# [Given task]
Reproduce each of the lines word for word.

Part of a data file
^^^^^^^^

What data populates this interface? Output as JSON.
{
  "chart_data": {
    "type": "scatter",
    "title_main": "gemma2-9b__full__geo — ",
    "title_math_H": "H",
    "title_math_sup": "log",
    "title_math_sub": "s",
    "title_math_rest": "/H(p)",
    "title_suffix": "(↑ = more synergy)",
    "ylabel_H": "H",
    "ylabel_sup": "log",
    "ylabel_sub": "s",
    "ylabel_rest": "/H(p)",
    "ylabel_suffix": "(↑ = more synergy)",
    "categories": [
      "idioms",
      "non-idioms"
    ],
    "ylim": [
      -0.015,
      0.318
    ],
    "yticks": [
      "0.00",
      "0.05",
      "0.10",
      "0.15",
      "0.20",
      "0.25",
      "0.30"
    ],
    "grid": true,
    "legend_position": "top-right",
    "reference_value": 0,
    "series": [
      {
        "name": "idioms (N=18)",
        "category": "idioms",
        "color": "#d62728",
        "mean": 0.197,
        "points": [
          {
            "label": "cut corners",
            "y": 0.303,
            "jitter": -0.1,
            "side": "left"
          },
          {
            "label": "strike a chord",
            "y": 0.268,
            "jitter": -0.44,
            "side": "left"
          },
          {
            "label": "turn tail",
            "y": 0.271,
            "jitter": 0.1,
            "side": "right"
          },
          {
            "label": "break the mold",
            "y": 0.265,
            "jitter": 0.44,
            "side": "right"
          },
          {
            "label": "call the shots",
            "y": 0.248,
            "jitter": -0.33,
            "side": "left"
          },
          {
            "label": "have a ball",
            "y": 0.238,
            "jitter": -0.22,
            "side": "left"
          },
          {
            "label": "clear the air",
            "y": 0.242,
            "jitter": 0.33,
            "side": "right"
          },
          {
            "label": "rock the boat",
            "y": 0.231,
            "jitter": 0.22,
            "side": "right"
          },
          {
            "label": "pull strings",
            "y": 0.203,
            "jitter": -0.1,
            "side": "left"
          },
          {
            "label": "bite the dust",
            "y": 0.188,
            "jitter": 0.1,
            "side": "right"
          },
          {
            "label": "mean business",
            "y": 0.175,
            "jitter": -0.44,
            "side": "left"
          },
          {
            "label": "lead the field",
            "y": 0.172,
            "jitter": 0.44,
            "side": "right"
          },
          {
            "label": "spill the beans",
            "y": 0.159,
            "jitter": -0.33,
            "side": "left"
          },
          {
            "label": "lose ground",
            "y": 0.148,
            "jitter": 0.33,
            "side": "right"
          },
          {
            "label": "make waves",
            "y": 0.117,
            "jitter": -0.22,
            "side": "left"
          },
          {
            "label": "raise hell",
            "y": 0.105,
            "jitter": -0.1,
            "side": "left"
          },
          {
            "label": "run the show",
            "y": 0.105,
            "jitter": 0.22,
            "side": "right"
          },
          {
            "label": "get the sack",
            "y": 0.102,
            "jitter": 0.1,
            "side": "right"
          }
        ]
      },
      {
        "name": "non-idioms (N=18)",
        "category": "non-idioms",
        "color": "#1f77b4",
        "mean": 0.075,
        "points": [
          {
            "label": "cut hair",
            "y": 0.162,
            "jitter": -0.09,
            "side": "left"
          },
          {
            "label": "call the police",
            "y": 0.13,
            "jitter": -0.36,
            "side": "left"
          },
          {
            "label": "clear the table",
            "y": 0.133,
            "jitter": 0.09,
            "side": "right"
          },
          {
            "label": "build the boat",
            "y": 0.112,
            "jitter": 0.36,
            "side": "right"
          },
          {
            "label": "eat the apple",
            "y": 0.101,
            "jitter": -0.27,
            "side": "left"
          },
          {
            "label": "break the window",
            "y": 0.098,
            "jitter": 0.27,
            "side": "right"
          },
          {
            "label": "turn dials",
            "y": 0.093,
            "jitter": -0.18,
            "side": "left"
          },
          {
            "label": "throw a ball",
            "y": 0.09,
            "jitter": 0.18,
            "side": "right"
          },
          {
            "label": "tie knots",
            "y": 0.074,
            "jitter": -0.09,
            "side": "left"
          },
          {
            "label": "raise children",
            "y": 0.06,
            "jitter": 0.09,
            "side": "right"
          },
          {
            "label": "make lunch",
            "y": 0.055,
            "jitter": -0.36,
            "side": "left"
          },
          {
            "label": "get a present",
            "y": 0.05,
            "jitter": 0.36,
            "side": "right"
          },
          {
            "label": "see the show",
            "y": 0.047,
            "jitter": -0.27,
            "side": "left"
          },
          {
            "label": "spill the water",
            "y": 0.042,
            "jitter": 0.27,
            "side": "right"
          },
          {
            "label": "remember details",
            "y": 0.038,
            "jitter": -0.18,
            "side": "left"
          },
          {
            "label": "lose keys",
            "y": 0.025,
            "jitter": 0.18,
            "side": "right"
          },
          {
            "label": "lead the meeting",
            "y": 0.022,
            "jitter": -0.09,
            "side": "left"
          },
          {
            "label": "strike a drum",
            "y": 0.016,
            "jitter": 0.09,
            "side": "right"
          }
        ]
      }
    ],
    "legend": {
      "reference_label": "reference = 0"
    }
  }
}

^^^^^^^^

# [Response below]
What data populates this interface? Output as JSON.
{
  "chart_data": {
    "type": "scatter",
    "title_main": "gemma2-9b__full__geo — ",
    "title_math_H": "H",
    "title_math_sup": "log",
    "title_math_sub": "s",
    "title_math_rest": "/H(p)",
    "title_suffix": "(↑ = more synergy)",
    "ylabel_H": "H",
    "ylabel_sup": "log",
    "ylabel_sub": "s",
    "ylabel_rest": "/H(p)",
    "ylabel_suffix": "(↑ = more synergy)",
    "categories": [
      "idioms",
      "non-idioms"
    ],
    "ylim": [
      -0.015,
      0.318
    ],
    "yticks": [
      "0.00",
      "0.05",
      "0.10",
      "0.15",
      "0.20",
      "0.25",
      "0.30"
    ],
    "grid": true,
    "legend_position": "top-right",
    "reference_value": 0,
    "series": [
      {
        "name": "idioms (N=18)",
        "category": "idioms",
        "color": "#d62728",
        "mean": 0.197,
        "points": [
          {
            "label": "cut corners",
            "y": 0.303,
            "jitter": -0.1,
            "side": "left"
          },
          {
            "label": "strike a chord",
            "y": 0.268,
            "jitter": -0.44,
            "side": "left"
          },
          {
            "label": "turn tail",
            "y": 0.271,
            "jitter": 0.1,
            "side": "right"
          },
          {
            "label": "break the mold",
            "y": 0.265,
            "jitter": 0.44,
            "side": "right"
          },
          {
            "label": "call the shots",
            "y": 0.248,
            "jitter": -0.33,
            "side": "left"
          },
          {
            "label": "have a ball",
            "y": 0.238,
            "jitter": -0.22,
            "side": "left"
          },
          {
            "label": "clear the air",
            "y": 0.242,
            "jitter": 0.33,
            "side": "right"
          },
          {
            "label": "rock the boat",
            "y": 0.231,
            "jitter": 0.22,
            "side": "right"
          },
          {
            "label": "pull strings",
            "y": 0.203,
            "jitter": -0.1,
            "side": "left"
          },
          {
            "label": "bite the dust",
            "y": 0.188,
            "jitter": 0.1,
            "side": "right"
          },
          {
            "label": "mean business",
            "y": 0.175,
            "jitter": -0.44,
            "side": "left"
          },
          {
            "label": "lead the field",
            "y": 0.172,
            "jitter": 0.44,
            "side": "right"
          },
          {
            "label": "spill the beans",
            "y": 0.159,
            "jitter": -0.33,
            "side": "left"
          },
          {
            "label": "lose ground",
            "y": 0.148,
            "jitter": 0.33,
            "side": "right"
          },
          {
            "label": "make waves",
            "y": 0.117,
            "jitter": -0.22,
            "side": "left"
          },
          {
            "label": "raise hell",
            "y": 0.105,
            "jitter": -0.1,
            "side": "left"
          },
          {
            "label": "run the show",
            "y": 0.105,
            "jitter": 0.22,
            "side": "right"
          },
          {
            "label": "get the sack",
            "y": 0.102,
            "jitter": 0.1,
            "side": "right"
          }
        ]
      },
      {
        "name": "non-idioms (N=18)",
        "category": "non-idioms",
        "color": "#1f77b4",
        "mean": 0.075,
        "points": [
          {
            "label": "cut hair",
            "y": 0.162,
            "jitter": -0.09,
            "side": "left"
          },
          {
            "label": "call the police",
            "y": 0.13,
            "jitter": -0.36,
            "side": "left"
          },
          {
            "label": "clear the table",
            "y": 0.133,
            "jitter": 0.09,
            "side": "right"
          },
          {
            "label": "build the boat",
            "y": 0.112,
            "jitter": 0.36,
            "side": "right"
          },
          {
            "label": "eat the apple",
            "y": 0.101,
            "jitter": -0.27,
            "side": "left"
          },
          {
            "label": "break the window",
            "y": 0.098,
            "jitter": 0.27,
            "side": "right"
          },
          {
            "label": "turn dials",
            "y": 0.093,
            "jitter": -0.18,
            "side": "left"
          },
          {
            "label": "throw a ball",
            "y": 0.09,
            "jitter": 0.18,
            "side": "right"
          },
          {
            "label": "tie knots",
            "y": 0.074,
            "jitter": -0.09,
            "side": "left"
          },
          {
            "label": "raise children",
            "y": 0.06,
            "jitter": 0.09,
            "side": "right"
          },
          {
            "label": "make lunch",
            "y": 0.055,
            "jitter": -0.36,
            "side": "left"
          },
          {
            "label": "get a present",
            "y": 0.05,
            "jitter": 0.36,
            "side": "right"
          },
          {
            "label": "see the show",
            "y": 0.047,
            "jitter": -0.27,
            "side": "left"
          },
          {
            "label": "spill the water",
            "y": 0.042,
            "jitter": 0.27,
            "side": "right"
          },
          {
            "label": "remember details",
            "y": 0.038,
            "jitter": -0.18,
            "side": "left"
          },
          {
            "label": "lose keys",
            "y": 0.025,
            "jitter": 0.18,
            "side": "right"
          },
          {
            "label": "lead the meeting",
            "y": 0.022,
            "jitter": -0.09,
            "side": "left"
          },
          {
            "label": "strike a drum",
            "y": 0.016,
            "jitter": 0.09,
            "side": "right"
          }
        ]
      }
    ],
    "legend": {
      "reference_label": "reference = 0"
    }
  }
}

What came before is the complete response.